- Part of a data file
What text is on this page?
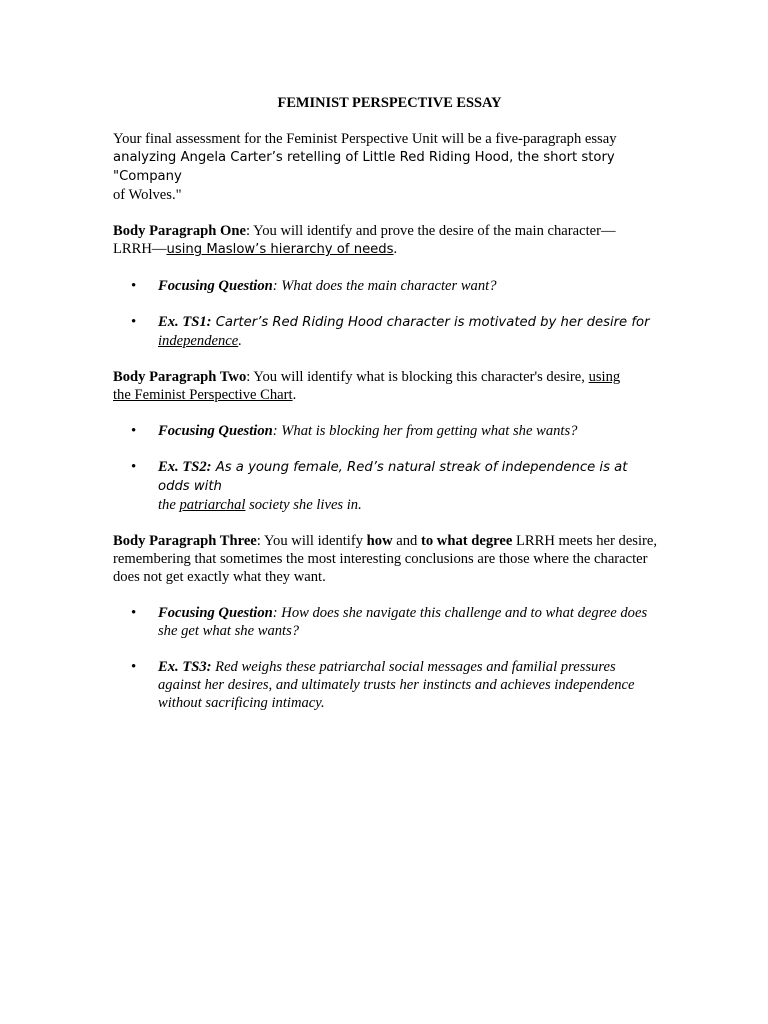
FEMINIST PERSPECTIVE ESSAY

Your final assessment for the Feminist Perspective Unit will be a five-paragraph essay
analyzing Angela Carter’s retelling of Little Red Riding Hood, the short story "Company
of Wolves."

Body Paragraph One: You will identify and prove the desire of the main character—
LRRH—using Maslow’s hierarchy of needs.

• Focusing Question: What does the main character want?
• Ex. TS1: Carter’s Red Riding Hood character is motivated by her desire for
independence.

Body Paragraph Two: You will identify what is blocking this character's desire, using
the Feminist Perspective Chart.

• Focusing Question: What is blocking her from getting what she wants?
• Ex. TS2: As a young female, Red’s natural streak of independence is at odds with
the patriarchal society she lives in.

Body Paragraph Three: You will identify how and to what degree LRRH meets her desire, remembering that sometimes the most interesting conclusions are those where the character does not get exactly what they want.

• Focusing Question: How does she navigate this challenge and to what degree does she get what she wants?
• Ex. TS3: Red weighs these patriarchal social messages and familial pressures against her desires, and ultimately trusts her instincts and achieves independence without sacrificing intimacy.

==

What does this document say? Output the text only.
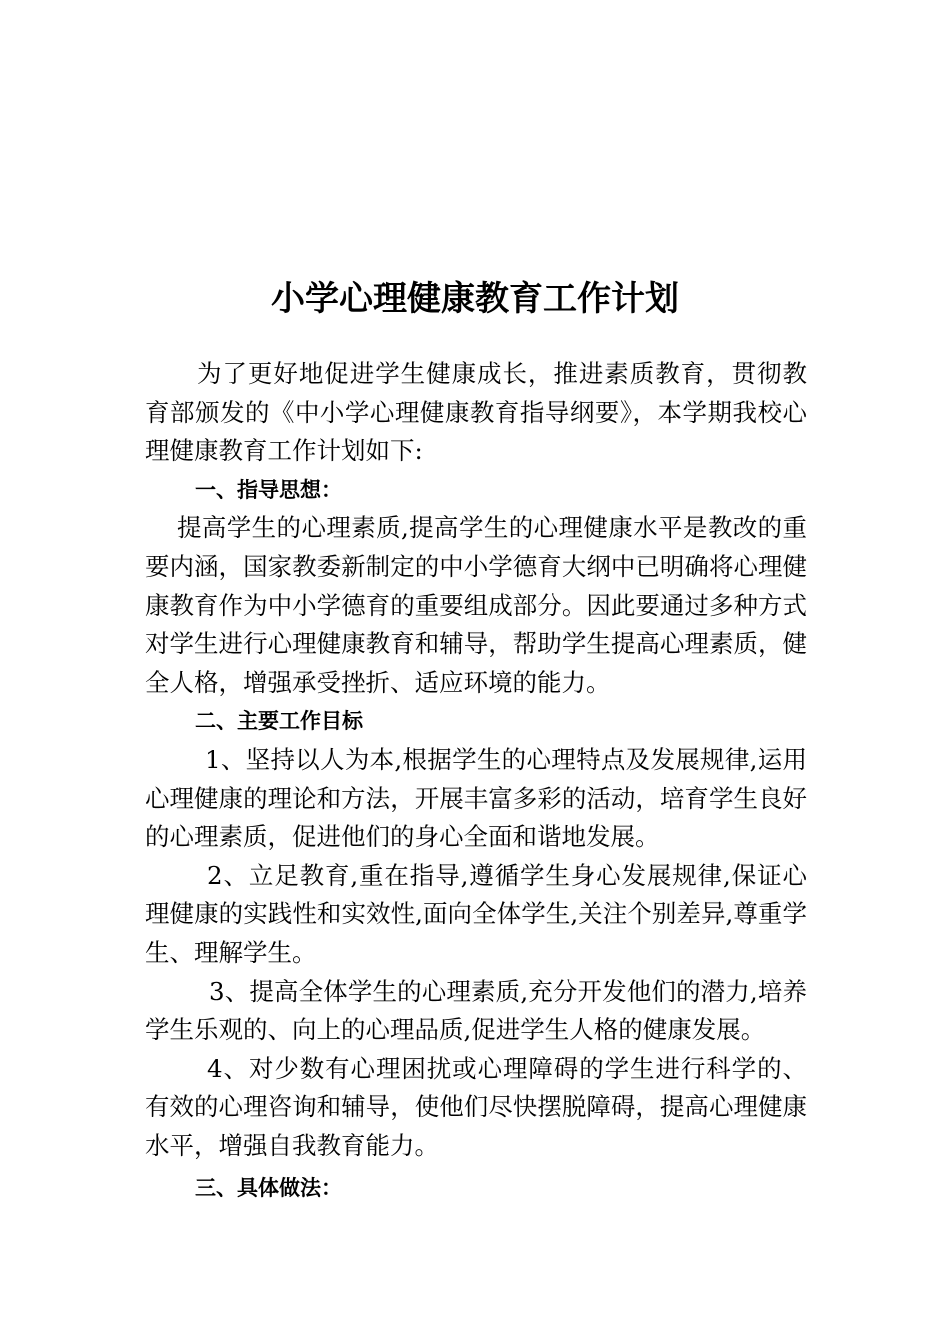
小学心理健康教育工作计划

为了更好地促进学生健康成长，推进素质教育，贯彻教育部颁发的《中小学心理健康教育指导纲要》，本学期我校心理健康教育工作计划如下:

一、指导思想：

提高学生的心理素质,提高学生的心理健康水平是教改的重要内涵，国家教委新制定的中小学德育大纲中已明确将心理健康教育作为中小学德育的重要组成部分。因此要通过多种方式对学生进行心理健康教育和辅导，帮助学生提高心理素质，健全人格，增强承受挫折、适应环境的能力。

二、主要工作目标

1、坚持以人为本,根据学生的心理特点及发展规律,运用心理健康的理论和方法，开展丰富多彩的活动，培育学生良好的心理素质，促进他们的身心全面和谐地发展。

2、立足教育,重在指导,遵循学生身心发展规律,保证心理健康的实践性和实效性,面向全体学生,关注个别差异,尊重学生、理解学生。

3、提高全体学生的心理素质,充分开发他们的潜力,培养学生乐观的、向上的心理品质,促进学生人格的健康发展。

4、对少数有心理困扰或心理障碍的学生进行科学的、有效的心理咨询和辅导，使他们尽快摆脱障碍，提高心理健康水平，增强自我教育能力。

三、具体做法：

--

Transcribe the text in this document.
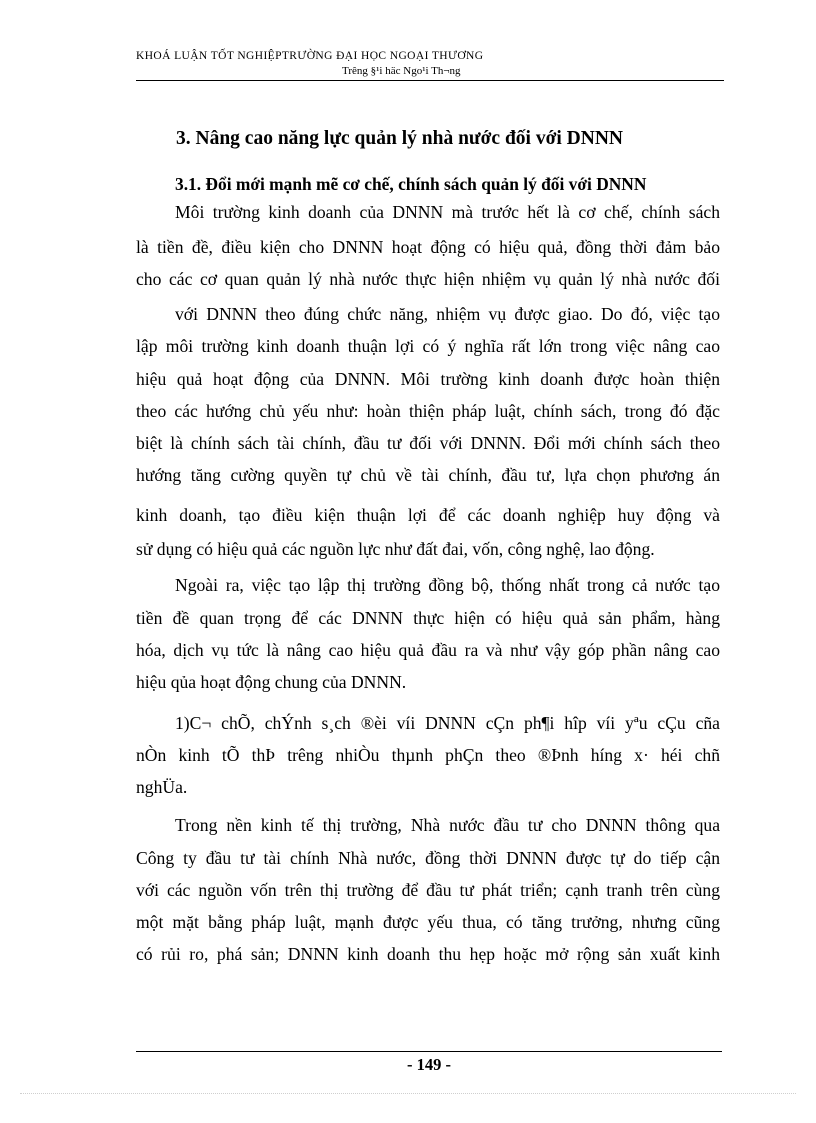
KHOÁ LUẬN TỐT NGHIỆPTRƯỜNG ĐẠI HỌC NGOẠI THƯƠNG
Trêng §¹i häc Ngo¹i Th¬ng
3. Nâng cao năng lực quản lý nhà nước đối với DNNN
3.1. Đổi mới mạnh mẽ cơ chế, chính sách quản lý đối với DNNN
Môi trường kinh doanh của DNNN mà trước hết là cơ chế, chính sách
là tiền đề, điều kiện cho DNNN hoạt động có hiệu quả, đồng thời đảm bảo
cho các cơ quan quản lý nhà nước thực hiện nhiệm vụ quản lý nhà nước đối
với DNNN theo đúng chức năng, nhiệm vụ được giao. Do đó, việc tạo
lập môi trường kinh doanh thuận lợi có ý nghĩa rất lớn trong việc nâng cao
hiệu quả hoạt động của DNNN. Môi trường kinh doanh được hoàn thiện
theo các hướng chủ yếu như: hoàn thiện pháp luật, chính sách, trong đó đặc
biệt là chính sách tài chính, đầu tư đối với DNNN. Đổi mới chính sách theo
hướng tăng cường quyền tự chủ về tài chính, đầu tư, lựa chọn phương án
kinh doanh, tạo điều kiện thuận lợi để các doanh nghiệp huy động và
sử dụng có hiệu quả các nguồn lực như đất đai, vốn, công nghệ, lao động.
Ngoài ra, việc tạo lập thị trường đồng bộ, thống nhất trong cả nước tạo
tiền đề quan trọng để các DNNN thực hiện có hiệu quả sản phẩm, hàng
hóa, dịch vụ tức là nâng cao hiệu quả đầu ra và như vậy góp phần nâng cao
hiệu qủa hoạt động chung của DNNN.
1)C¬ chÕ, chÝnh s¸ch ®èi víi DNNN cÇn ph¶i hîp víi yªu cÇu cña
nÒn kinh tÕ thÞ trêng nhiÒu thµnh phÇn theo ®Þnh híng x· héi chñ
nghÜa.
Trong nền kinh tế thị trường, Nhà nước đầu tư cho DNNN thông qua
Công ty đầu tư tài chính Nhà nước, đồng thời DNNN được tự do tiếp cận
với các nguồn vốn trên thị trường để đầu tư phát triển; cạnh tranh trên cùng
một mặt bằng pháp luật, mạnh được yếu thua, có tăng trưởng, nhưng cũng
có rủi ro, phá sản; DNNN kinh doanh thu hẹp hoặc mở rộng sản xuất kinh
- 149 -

- GOAL
From the records above, pull out every line containing the word "tăng".

- THE COMPLETED TASK
hướng tăng cường quyền tự chủ về tài chính, đầu tư, lựa chọn phương án
một mặt bằng pháp luật, mạnh được yếu thua, có tăng trưởng, nhưng cũng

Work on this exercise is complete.